* **To be done**
Output every entry exactly as written, but omit the pictures.

* **Record extracts**
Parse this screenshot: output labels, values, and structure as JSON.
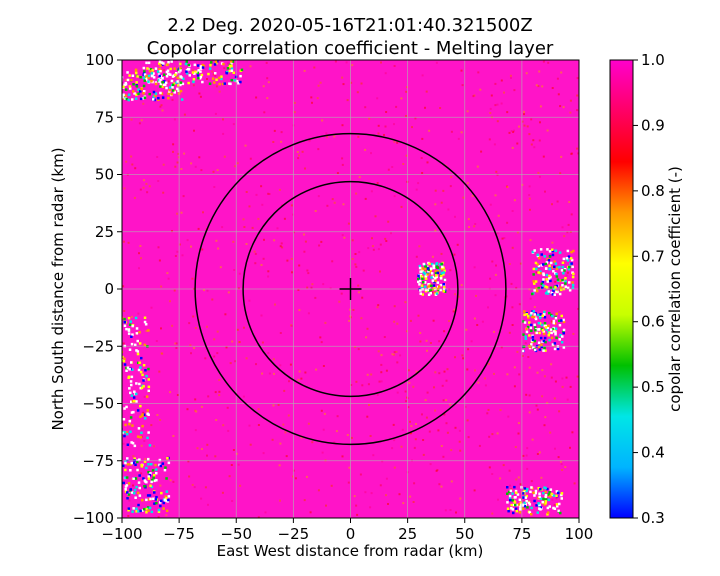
{
  "chart_data": {
    "type": "heatmap",
    "title_line1": "2.2 Deg. 2020-05-16T21:01:40.321500Z",
    "title_line2": "Copolar correlation coefficient - Melting layer",
    "xlabel": "East West distance from radar (km)",
    "ylabel": "North South distance from radar (km)",
    "xlim": [
      -100,
      100
    ],
    "ylim": [
      -100,
      100
    ],
    "xticks": [
      -100,
      -75,
      -50,
      -25,
      0,
      25,
      50,
      75,
      100
    ],
    "yticks": [
      -100,
      -75,
      -50,
      -25,
      0,
      25,
      50,
      75,
      100
    ],
    "grid": true,
    "colorbar": {
      "label": "copolar correlation coefficient (-)",
      "range": [
        0.3,
        1.0
      ],
      "ticks": [
        "0.3",
        "0.4",
        "0.5",
        "0.6",
        "0.7",
        "0.8",
        "0.9",
        "1.0"
      ],
      "colormap": [
        "#0000ff",
        "#00b4ff",
        "#00e6e6",
        "#00c000",
        "#c8ff00",
        "#ffff00",
        "#ff9900",
        "#ff0000",
        "#ff0066",
        "#ff00cc"
      ]
    },
    "field_background": "#ff14c8",
    "radar_center": [
      0,
      0
    ],
    "melting_layer_rings_km": [
      47,
      68
    ],
    "ring_color": "#000000"
  }
}
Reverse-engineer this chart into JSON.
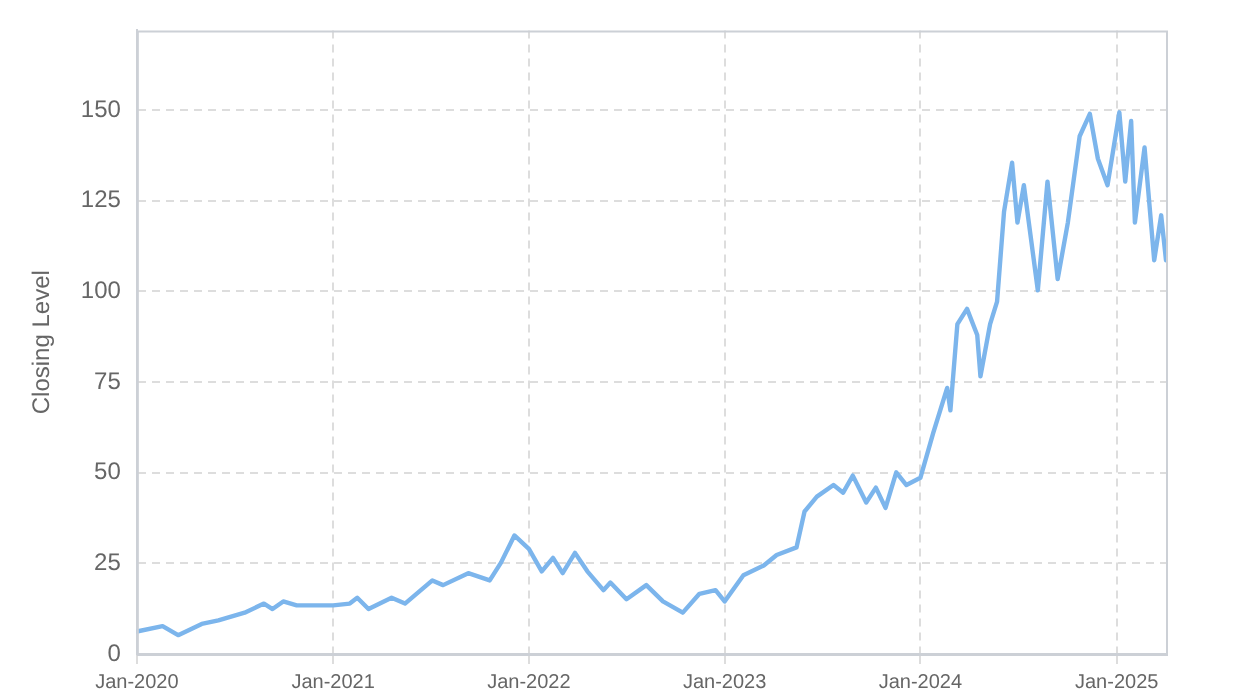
{
  "chart_data": {
    "type": "line",
    "ylabel": "Closing Level",
    "x": [
      "2020-01-01",
      "2020-02-18",
      "2020-03-18",
      "2020-05-01",
      "2020-06-01",
      "2020-07-20",
      "2020-08-25",
      "2020-09-10",
      "2020-09-30",
      "2020-10-25",
      "2021-01-01",
      "2021-02-01",
      "2021-02-15",
      "2021-03-08",
      "2021-04-20",
      "2021-05-15",
      "2021-07-05",
      "2021-07-25",
      "2021-09-10",
      "2021-10-20",
      "2021-11-10",
      "2021-12-05",
      "2022-01-01",
      "2022-01-25",
      "2022-02-15",
      "2022-03-05",
      "2022-03-28",
      "2022-04-20",
      "2022-05-20",
      "2022-06-02",
      "2022-07-02",
      "2022-08-08",
      "2022-09-08",
      "2022-10-15",
      "2022-11-15",
      "2022-12-15",
      "2023-01-01",
      "2023-02-05",
      "2023-03-15",
      "2023-04-08",
      "2023-05-15",
      "2023-05-30",
      "2023-06-22",
      "2023-07-23",
      "2023-08-10",
      "2023-08-28",
      "2023-09-22",
      "2023-10-10",
      "2023-10-28",
      "2023-11-17",
      "2023-12-06",
      "2024-01-01",
      "2024-01-25",
      "2024-02-20",
      "2024-02-26",
      "2024-03-10",
      "2024-03-28",
      "2024-04-16",
      "2024-04-22",
      "2024-05-10",
      "2024-05-23",
      "2024-06-05",
      "2024-06-20",
      "2024-06-30",
      "2024-07-12",
      "2024-08-07",
      "2024-08-25",
      "2024-09-13",
      "2024-10-02",
      "2024-10-24",
      "2024-11-12",
      "2024-11-27",
      "2024-12-15",
      "2025-01-06",
      "2025-01-17",
      "2025-01-28",
      "2025-02-04",
      "2025-02-22",
      "2025-03-12",
      "2025-03-25",
      "2025-04-03"
    ],
    "series": [
      {
        "color": "#7cb5ec",
        "values": [
          6.2,
          7.7,
          5.2,
          8.3,
          9.3,
          11.4,
          13.9,
          12.4,
          14.5,
          13.4,
          13.4,
          13.9,
          15.5,
          12.4,
          15.5,
          13.9,
          20.3,
          19,
          22.3,
          20.3,
          25.2,
          32.7,
          29,
          22.8,
          26.5,
          22.3,
          27.9,
          22.8,
          17.6,
          19.7,
          15.1,
          19,
          14.5,
          11.4,
          16.6,
          17.6,
          14.5,
          21.7,
          24.4,
          27.3,
          29.4,
          39.3,
          43.4,
          46.6,
          44.5,
          49.2,
          41.8,
          45.9,
          40.3,
          50.1,
          46.6,
          48.6,
          61,
          73.4,
          67.2,
          91,
          95.2,
          88,
          76.6,
          91,
          97.2,
          122,
          135.5,
          119,
          129.3,
          100.3,
          130.3,
          103.4,
          119,
          142.8,
          149,
          136.6,
          129.3,
          149.4,
          130.3,
          147,
          119,
          139.7,
          108.6,
          121,
          108.6
        ]
      }
    ],
    "xlim": [
      "2020-01-01",
      "2025-04-03"
    ],
    "xticks": [
      {
        "value": "2020-01-01",
        "label": "Jan-2020"
      },
      {
        "value": "2021-01-01",
        "label": "Jan-2021"
      },
      {
        "value": "2022-01-01",
        "label": "Jan-2022"
      },
      {
        "value": "2023-01-01",
        "label": "Jan-2023"
      },
      {
        "value": "2024-01-01",
        "label": "Jan-2024"
      },
      {
        "value": "2025-01-01",
        "label": "Jan-2025"
      }
    ],
    "ylim": [
      0,
      172
    ],
    "yticks": [
      0,
      25,
      50,
      75,
      100,
      125,
      150
    ],
    "grid": true,
    "legend": false,
    "marker": "none",
    "line_style": "solid"
  }
}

* **Response to this task**
Parse this screenshot: output labels, values, and structure as JSON.
{
  "chart_data": {
    "type": "heatmap",
    "title_line1": "2.2 Deg. 2020-05-16T21:01:40.321500Z",
    "title_line2": "Copolar correlation coefficient - Melting layer",
    "xlabel": "East West distance from radar (km)",
    "ylabel": "North South distance from radar (km)",
    "xlim": [
      -100,
      100
    ],
    "ylim": [
      -100,
      100
    ],
    "xticks": [
      -100,
      -75,
      -50,
      -25,
      0,
      25,
      50,
      75,
      100
    ],
    "yticks": [
      -100,
      -75,
      -50,
      -25,
      0,
      25,
      50,
      75,
      100
    ],
    "grid": true,
    "colorbar": {
      "label": "copolar correlation coefficient (-)",
      "range": [
        0.3,
        1.0
      ],
      "ticks": [
        "0.3",
        "0.4",
        "0.5",
        "0.6",
        "0.7",
        "0.8",
        "0.9",
        "1.0"
      ],
      "colormap": [
        "#0000ff",
        "#00b4ff",
        "#00e6e6",
        "#00c000",
        "#c8ff00",
        "#ffff00",
        "#ff9900",
        "#ff0000",
        "#ff0066",
        "#ff00cc"
      ]
    },
    "field_background": "#ff14c8",
    "radar_center": [
      0,
      0
    ],
    "melting_layer_rings_km": [
      47,
      68
    ],
    "ring_color": "#000000"
  }
}
Reverse-engineer this chart into JSON.
{
  "chart_data": {
    "type": "line",
    "ylabel": "Closing Level",
    "x": [
      "2020-01-01",
      "2020-02-18",
      "2020-03-18",
      "2020-05-01",
      "2020-06-01",
      "2020-07-20",
      "2020-08-25",
      "2020-09-10",
      "2020-09-30",
      "2020-10-25",
      "2021-01-01",
      "2021-02-01",
      "2021-02-15",
      "2021-03-08",
      "2021-04-20",
      "2021-05-15",
      "2021-07-05",
      "2021-07-25",
      "2021-09-10",
      "2021-10-20",
      "2021-11-10",
      "2021-12-05",
      "2022-01-01",
      "2022-01-25",
      "2022-02-15",
      "2022-03-05",
      "2022-03-28",
      "2022-04-20",
      "2022-05-20",
      "2022-06-02",
      "2022-07-02",
      "2022-08-08",
      "2022-09-08",
      "2022-10-15",
      "2022-11-15",
      "2022-12-15",
      "2023-01-01",
      "2023-02-05",
      "2023-03-15",
      "2023-04-08",
      "2023-05-15",
      "2023-05-30",
      "2023-06-22",
      "2023-07-23",
      "2023-08-10",
      "2023-08-28",
      "2023-09-22",
      "2023-10-10",
      "2023-10-28",
      "2023-11-17",
      "2023-12-06",
      "2024-01-01",
      "2024-01-25",
      "2024-02-20",
      "2024-02-26",
      "2024-03-10",
      "2024-03-28",
      "2024-04-16",
      "2024-04-22",
      "2024-05-10",
      "2024-05-23",
      "2024-06-05",
      "2024-06-20",
      "2024-06-30",
      "2024-07-12",
      "2024-08-07",
      "2024-08-25",
      "2024-09-13",
      "2024-10-02",
      "2024-10-24",
      "2024-11-12",
      "2024-11-27",
      "2024-12-15",
      "2025-01-06",
      "2025-01-17",
      "2025-01-28",
      "2025-02-04",
      "2025-02-22",
      "2025-03-12",
      "2025-03-25",
      "2025-04-03"
    ],
    "series": [
      {
        "color": "#7cb5ec",
        "values": [
          6.2,
          7.7,
          5.2,
          8.3,
          9.3,
          11.4,
          13.9,
          12.4,
          14.5,
          13.4,
          13.4,
          13.9,
          15.5,
          12.4,
          15.5,
          13.9,
          20.3,
          19,
          22.3,
          20.3,
          25.2,
          32.7,
          29,
          22.8,
          26.5,
          22.3,
          27.9,
          22.8,
          17.6,
          19.7,
          15.1,
          19,
          14.5,
          11.4,
          16.6,
          17.6,
          14.5,
          21.7,
          24.4,
          27.3,
          29.4,
          39.3,
          43.4,
          46.6,
          44.5,
          49.2,
          41.8,
          45.9,
          40.3,
          50.1,
          46.6,
          48.6,
          61,
          73.4,
          67.2,
          91,
          95.2,
          88,
          76.6,
          91,
          97.2,
          122,
          135.5,
          119,
          129.3,
          100.3,
          130.3,
          103.4,
          119,
          142.8,
          149,
          136.6,
          129.3,
          149.4,
          130.3,
          147,
          119,
          139.7,
          108.6,
          121,
          108.6
        ]
      }
    ],
    "xlim": [
      "2020-01-01",
      "2025-04-03"
    ],
    "xticks": [
      {
        "value": "2020-01-01",
        "label": "Jan-2020"
      },
      {
        "value": "2021-01-01",
        "label": "Jan-2021"
      },
      {
        "value": "2022-01-01",
        "label": "Jan-2022"
      },
      {
        "value": "2023-01-01",
        "label": "Jan-2023"
      },
      {
        "value": "2024-01-01",
        "label": "Jan-2024"
      },
      {
        "value": "2025-01-01",
        "label": "Jan-2025"
      }
    ],
    "ylim": [
      0,
      172
    ],
    "yticks": [
      0,
      25,
      50,
      75,
      100,
      125,
      150
    ],
    "grid": true,
    "legend": false,
    "marker": "none",
    "line_style": "solid"
  }
}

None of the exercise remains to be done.